» TASK: Copy out all lines of the records in which the word "Online" appears.

━━━ STORED DATA ━━━

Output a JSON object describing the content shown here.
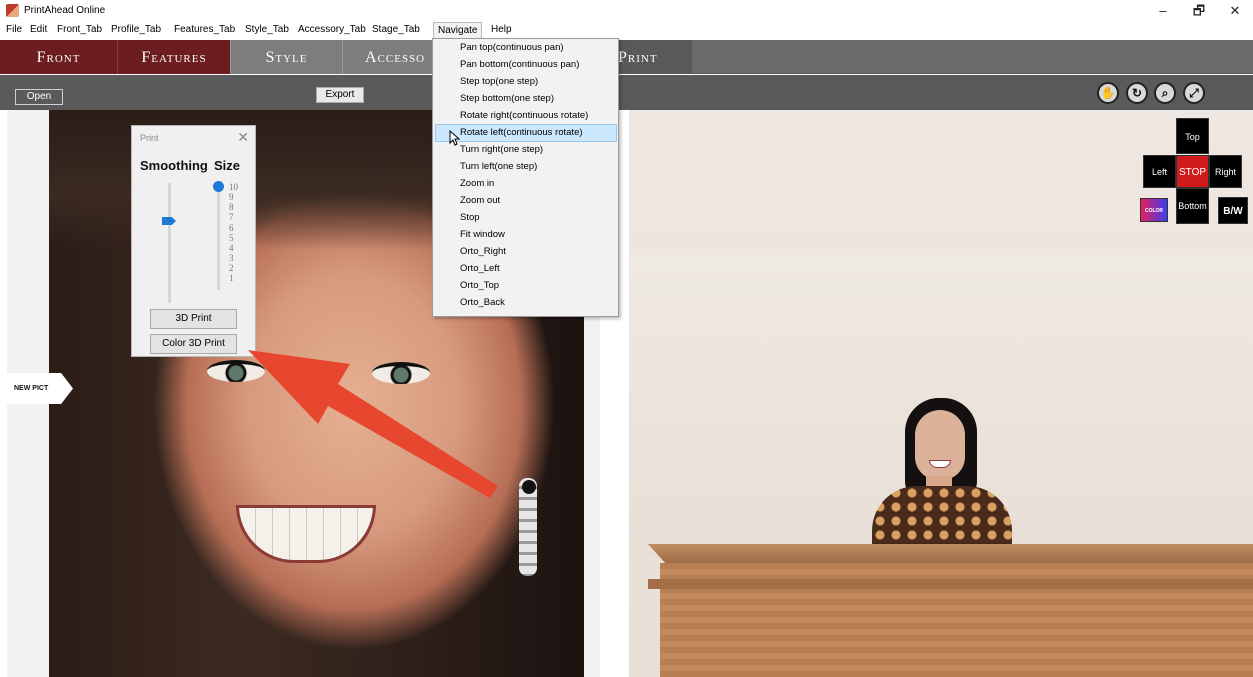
{
  "window": {
    "title": "PrintAhead Online",
    "minimize_glyph": "–",
    "restore_glyph": "🗗",
    "close_glyph": "✕"
  },
  "menubar": {
    "items": [
      "File",
      "Edit",
      "Front_Tab",
      "Profile_Tab",
      "Features_Tab",
      "Style_Tab",
      "Accessory_Tab",
      "Stage_Tab",
      "Navigate",
      "Help"
    ],
    "open_menu": "Navigate"
  },
  "tabs": {
    "front": "Front",
    "features": "Features",
    "style": "Style",
    "accessory": "Accesso",
    "print": "Print"
  },
  "toolbar": {
    "open_label": "Open",
    "export_label": "Export",
    "nav_icons": [
      "hand-icon",
      "rotate-icon",
      "zoom-in-icon",
      "zoom-out-icon"
    ]
  },
  "left": {
    "new_pict_label": "NEW PICT"
  },
  "print_dialog": {
    "title": "Print",
    "close_glyph": "✕",
    "smoothing_label": "Smoothing",
    "size_label": "Size",
    "size_ticks": [
      "10",
      "9",
      "8",
      "7",
      "6",
      "5",
      "4",
      "3",
      "2",
      "1"
    ],
    "size_value": 10,
    "smoothing_value_fraction": 0.27,
    "btn_3d_print": "3D Print",
    "btn_color_3d_print": "Color 3D Print"
  },
  "navigate_menu": {
    "items": [
      "Pan top(continuous pan)",
      "Pan bottom(continuous pan)",
      "Step top(one step)",
      "Step bottom(one step)",
      "Rotate right(continuous rotate)",
      "Rotate left(continuous rotate)",
      "Turn right(one step)",
      "Turn left(one step)",
      "Zoom in",
      "Zoom out",
      "Stop",
      "Fit window",
      "Orto_Right",
      "Orto_Left",
      "Orto_Top",
      "Orto_Back"
    ],
    "highlighted": "Rotate left(continuous rotate)"
  },
  "view_controls": {
    "top": "Top",
    "left": "Left",
    "stop": "STOP",
    "right": "Right",
    "bottom": "Bottom",
    "color": "COLOR",
    "bw": "B/W"
  },
  "colors": {
    "tab_active_bg": "#6b1d20",
    "toolbar_bg": "#5a5a5a",
    "stop_red": "#d11b1b",
    "menu_highlight": "#cce8ff",
    "arrow_red": "#e8472f",
    "slider_blue": "#1e78d6"
  }
}
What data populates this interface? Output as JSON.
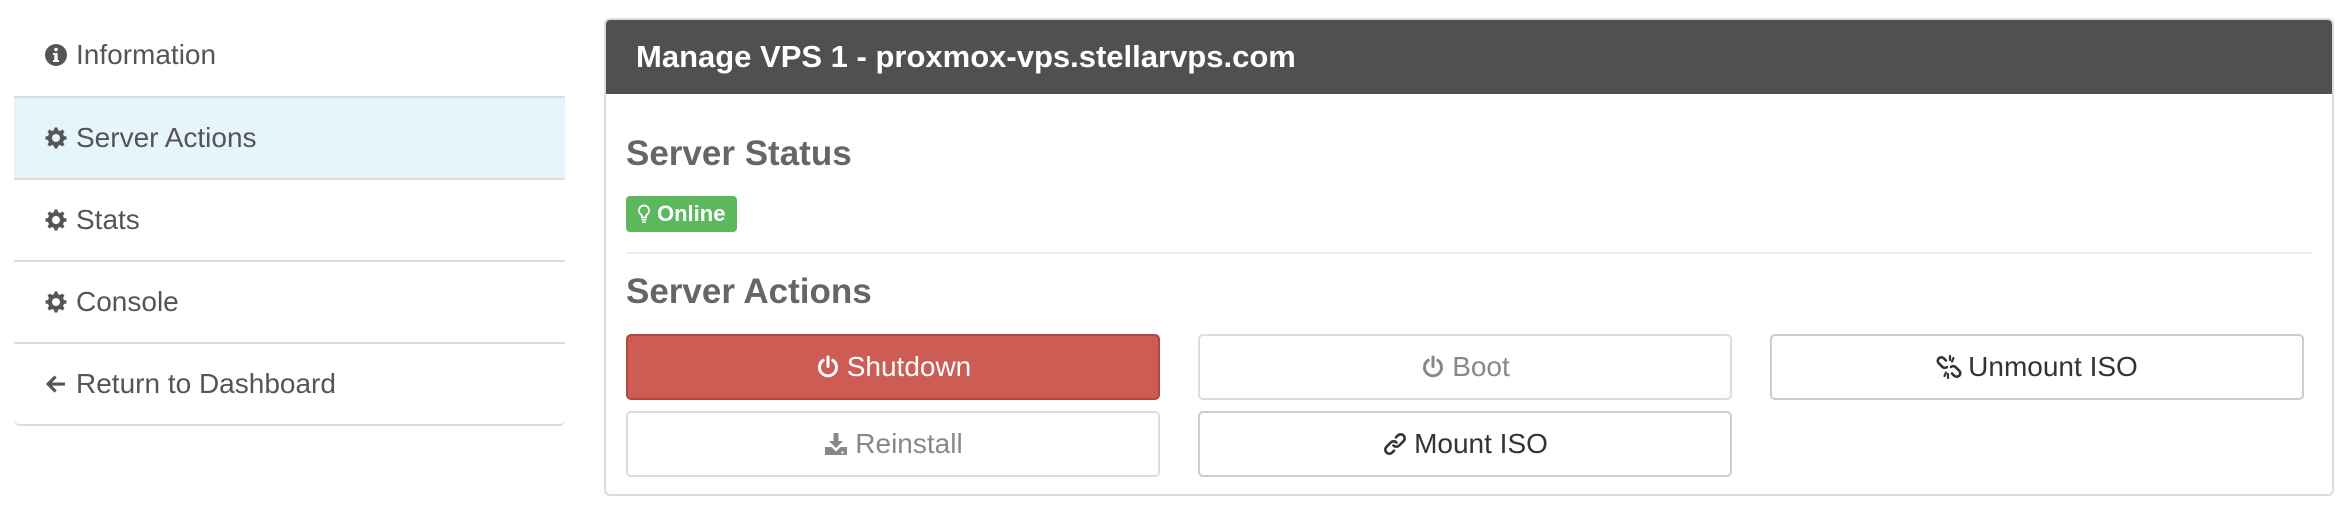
{
  "sidebar": {
    "items": [
      {
        "label": "Information",
        "icon": "info-circle-icon",
        "active": false
      },
      {
        "label": "Server Actions",
        "icon": "gear-icon",
        "active": true
      },
      {
        "label": "Stats",
        "icon": "gear-icon",
        "active": false
      },
      {
        "label": "Console",
        "icon": "gear-icon",
        "active": false
      },
      {
        "label": "Return to Dashboard",
        "icon": "arrow-left-icon",
        "active": false
      }
    ]
  },
  "panel": {
    "title": "Manage VPS 1 - proxmox-vps.stellarvps.com",
    "status_section_title": "Server Status",
    "status_badge": {
      "label": "Online",
      "icon": "lightbulb-icon",
      "color": "#5cb85c"
    },
    "actions_section_title": "Server Actions",
    "buttons": {
      "shutdown": {
        "label": "Shutdown",
        "icon": "power-icon",
        "color": "#cd5c54"
      },
      "boot": {
        "label": "Boot",
        "icon": "power-icon"
      },
      "unmount_iso": {
        "label": "Unmount ISO",
        "icon": "unlink-icon"
      },
      "reinstall": {
        "label": "Reinstall",
        "icon": "download-icon"
      },
      "mount_iso": {
        "label": "Mount ISO",
        "icon": "link-icon"
      }
    }
  },
  "colors": {
    "panel_heading_bg": "#505050",
    "active_sidebar_bg": "#e6f5fc"
  }
}
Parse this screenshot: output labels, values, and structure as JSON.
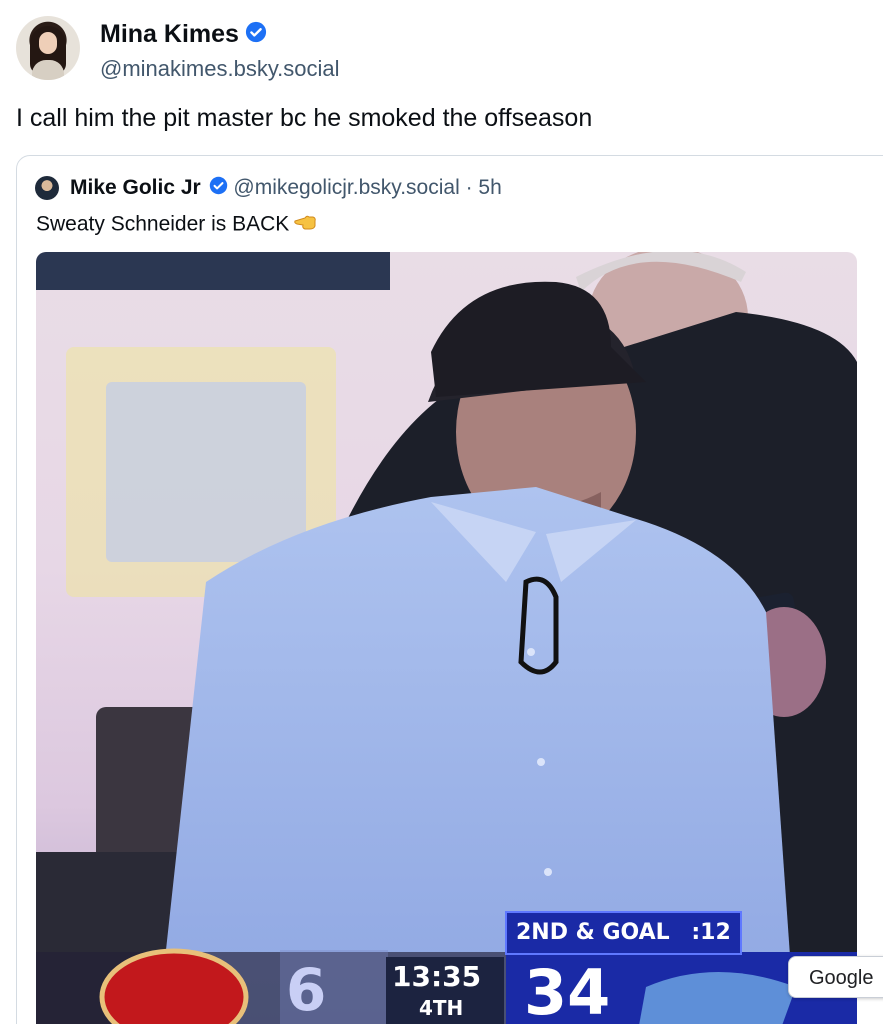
{
  "post": {
    "author_name": "Mina Kimes",
    "author_handle": "@minakimes.bsky.social",
    "text": "I call him the pit master bc he smoked the offseason"
  },
  "quoted_post": {
    "author_name": "Mike Golic Jr",
    "author_handle": "@mikegolicjr.bsky.social · 5h",
    "text": "Sweaty Schneider is BACK",
    "emoji_icon": "backhand-index-pointing-left-icon"
  },
  "scoreboard": {
    "situation": "2ND & GOAL",
    "play_clock": ":12",
    "away_score": "6",
    "clock": "13:35",
    "quarter": "4TH",
    "home_score": "34"
  },
  "overlay": {
    "google_label": "Google"
  },
  "colors": {
    "verified": "#1d70f5",
    "handle": "#42576c",
    "scoreboard_blue": "#1a2aa6"
  }
}
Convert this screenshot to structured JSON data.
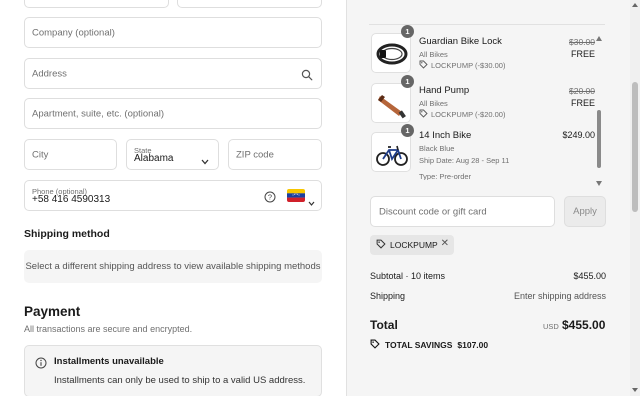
{
  "form": {
    "company_placeholder": "Company (optional)",
    "address_placeholder": "Address",
    "apartment_placeholder": "Apartment, suite, etc. (optional)",
    "city_placeholder": "City",
    "state_label": "State",
    "state_value": "Alabama",
    "zip_placeholder": "ZIP code",
    "phone_label": "Phone (optional)",
    "phone_value": "+58 416 4590313"
  },
  "shipping": {
    "heading": "Shipping method",
    "message": "Select a different shipping address to view available shipping methods"
  },
  "payment": {
    "heading": "Payment",
    "subtitle": "All transactions are secure and encrypted.",
    "installments_title": "Installments unavailable",
    "installments_message": "Installments can only be used to ship to a valid US address."
  },
  "cart": {
    "items": [
      {
        "qty": "1",
        "name": "Guardian Bike Lock",
        "category": "All Bikes",
        "discount": "LOCKPUMP (-$30.00)",
        "old_price": "$30.00",
        "price": "FREE",
        "icon": "bike-lock-image"
      },
      {
        "qty": "1",
        "name": "Hand Pump",
        "category": "All Bikes",
        "discount": "LOCKPUMP (-$20.00)",
        "old_price": "$20.00",
        "price": "FREE",
        "icon": "hand-pump-image"
      },
      {
        "qty": "1",
        "name": "14 Inch Bike",
        "variant": "Black Blue",
        "ship_date": "Ship Date: Aug 28 - Sep 11",
        "type": "Type: Pre-order",
        "price": "$249.00",
        "icon": "bicycle-image"
      }
    ],
    "discount_placeholder": "Discount code or gift card",
    "apply_label": "Apply",
    "applied_code": "LOCKPUMP",
    "subtotal_label": "Subtotal · 10 items",
    "subtotal_value": "$455.00",
    "shipping_label": "Shipping",
    "shipping_value": "Enter shipping address",
    "total_label": "Total",
    "total_currency": "USD",
    "total_value": "$455.00",
    "savings_label": "TOTAL SAVINGS",
    "savings_value": "$107.00"
  },
  "colors": {
    "summary_bg": "#f5f5f5",
    "border": "#dedede",
    "muted_text": "#707070"
  }
}
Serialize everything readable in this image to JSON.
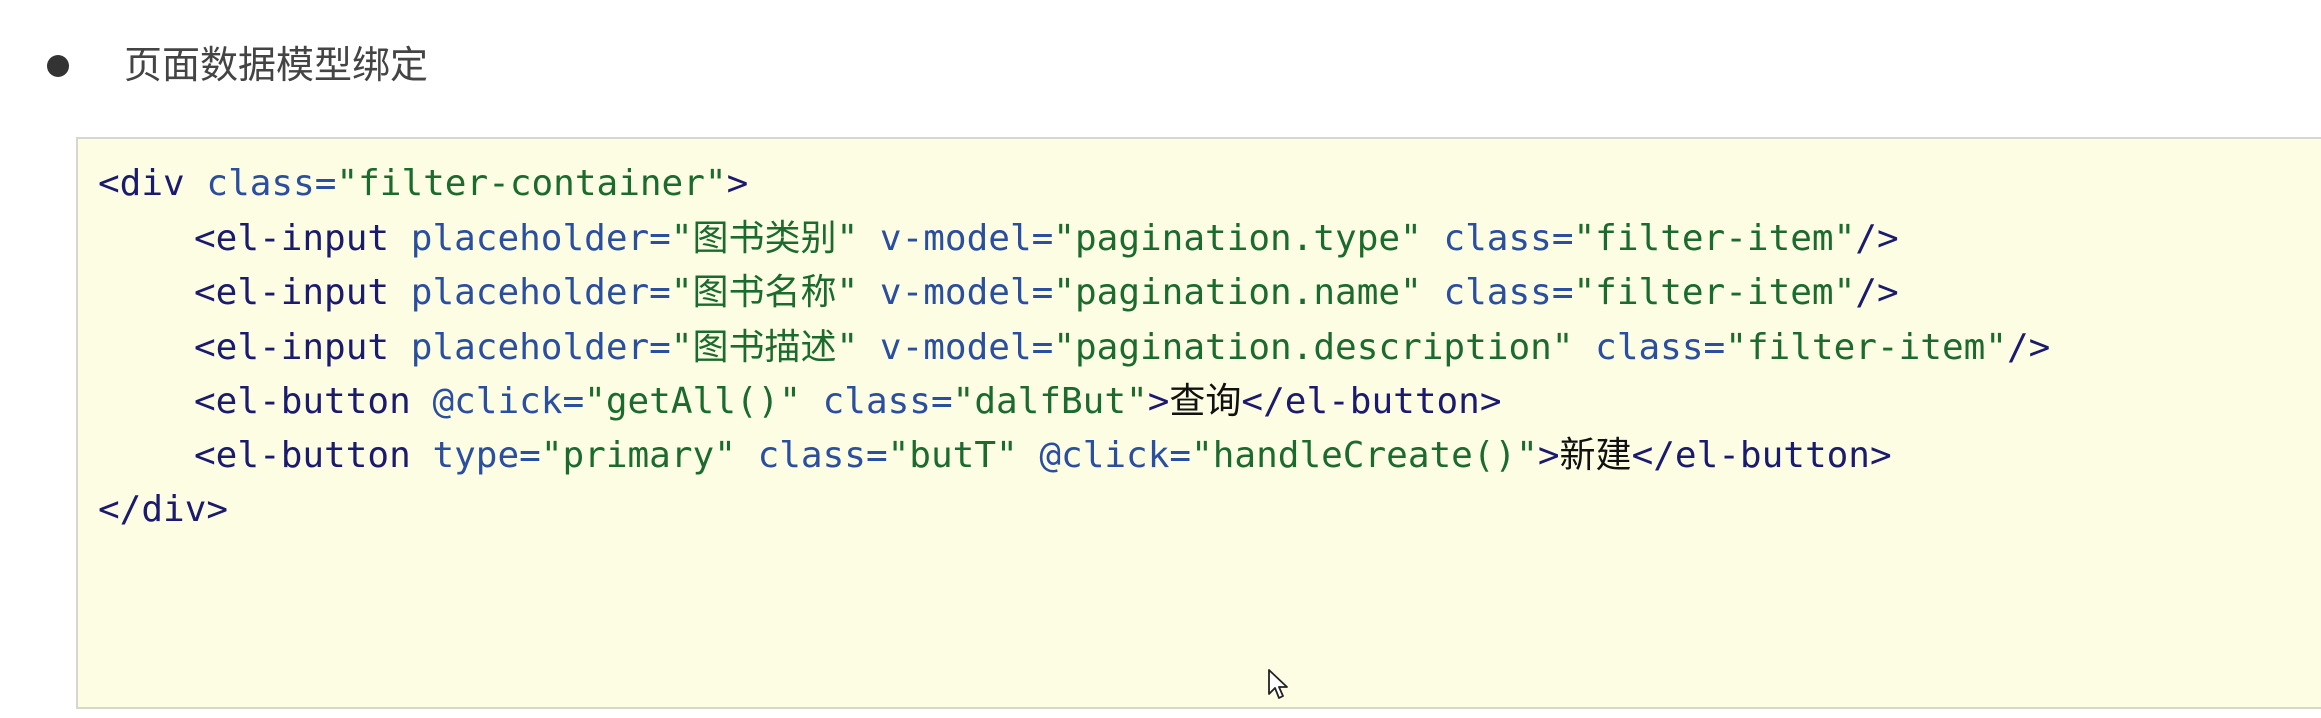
{
  "heading": {
    "text": "页面数据模型绑定",
    "bullet_icon": "bullet-dot-icon"
  },
  "code": {
    "lines": [
      {
        "indent": false,
        "tokens": [
          {
            "t": "tag",
            "v": "<div"
          },
          {
            "t": "plain",
            "v": " "
          },
          {
            "t": "attr",
            "v": "class="
          },
          {
            "t": "val",
            "v": "\"filter-container\""
          },
          {
            "t": "tag",
            "v": ">"
          }
        ]
      },
      {
        "indent": true,
        "tokens": [
          {
            "t": "tag",
            "v": "<el-input"
          },
          {
            "t": "plain",
            "v": " "
          },
          {
            "t": "attr",
            "v": "placeholder="
          },
          {
            "t": "val",
            "v": "\"图书类别\""
          },
          {
            "t": "plain",
            "v": " "
          },
          {
            "t": "attr",
            "v": "v-model="
          },
          {
            "t": "val",
            "v": "\"pagination.type\""
          },
          {
            "t": "plain",
            "v": " "
          },
          {
            "t": "attr",
            "v": "class="
          },
          {
            "t": "val",
            "v": "\"filter-item\""
          },
          {
            "t": "tag",
            "v": "/>"
          }
        ]
      },
      {
        "indent": true,
        "tokens": [
          {
            "t": "tag",
            "v": "<el-input"
          },
          {
            "t": "plain",
            "v": " "
          },
          {
            "t": "attr",
            "v": "placeholder="
          },
          {
            "t": "val",
            "v": "\"图书名称\""
          },
          {
            "t": "plain",
            "v": " "
          },
          {
            "t": "attr",
            "v": "v-model="
          },
          {
            "t": "val",
            "v": "\"pagination.name\""
          },
          {
            "t": "plain",
            "v": " "
          },
          {
            "t": "attr",
            "v": "class="
          },
          {
            "t": "val",
            "v": "\"filter-item\""
          },
          {
            "t": "tag",
            "v": "/>"
          }
        ]
      },
      {
        "indent": true,
        "tokens": [
          {
            "t": "tag",
            "v": "<el-input"
          },
          {
            "t": "plain",
            "v": " "
          },
          {
            "t": "attr",
            "v": "placeholder="
          },
          {
            "t": "val",
            "v": "\"图书描述\""
          },
          {
            "t": "plain",
            "v": " "
          },
          {
            "t": "attr",
            "v": "v-model="
          },
          {
            "t": "val",
            "v": "\"pagination.description\""
          },
          {
            "t": "plain",
            "v": " "
          },
          {
            "t": "attr",
            "v": "class="
          },
          {
            "t": "val",
            "v": "\"filter-item\""
          },
          {
            "t": "tag",
            "v": "/>"
          }
        ]
      },
      {
        "indent": true,
        "tokens": [
          {
            "t": "tag",
            "v": "<el-button"
          },
          {
            "t": "plain",
            "v": " "
          },
          {
            "t": "attr",
            "v": "@click="
          },
          {
            "t": "val",
            "v": "\"getAll()\""
          },
          {
            "t": "plain",
            "v": " "
          },
          {
            "t": "attr",
            "v": "class="
          },
          {
            "t": "val",
            "v": "\"dalfBut\""
          },
          {
            "t": "tag",
            "v": ">"
          },
          {
            "t": "text",
            "v": "查询"
          },
          {
            "t": "tag",
            "v": "</el-button>"
          }
        ]
      },
      {
        "indent": true,
        "tokens": [
          {
            "t": "tag",
            "v": "<el-button"
          },
          {
            "t": "plain",
            "v": " "
          },
          {
            "t": "attr",
            "v": "type="
          },
          {
            "t": "val",
            "v": "\"primary\""
          },
          {
            "t": "plain",
            "v": " "
          },
          {
            "t": "attr",
            "v": "class="
          },
          {
            "t": "val",
            "v": "\"butT\""
          },
          {
            "t": "plain",
            "v": " "
          },
          {
            "t": "attr",
            "v": "@click="
          },
          {
            "t": "val",
            "v": "\"handleCreate()\""
          },
          {
            "t": "tag",
            "v": ">"
          },
          {
            "t": "text",
            "v": "新建"
          },
          {
            "t": "tag",
            "v": "</el-button>"
          }
        ]
      },
      {
        "indent": false,
        "tokens": [
          {
            "t": "tag",
            "v": "</div>"
          }
        ]
      }
    ]
  },
  "colors": {
    "code_background": "#fdfde4",
    "code_border": "#d7d7d0",
    "tag": "#1a1a6e",
    "attr": "#2a4ea0",
    "value": "#1b6a2e"
  },
  "cursor_icon": "mouse-pointer-icon"
}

━━━

» SOLUTION:
    "title": "PrintAhead Online",
      "label": "Online",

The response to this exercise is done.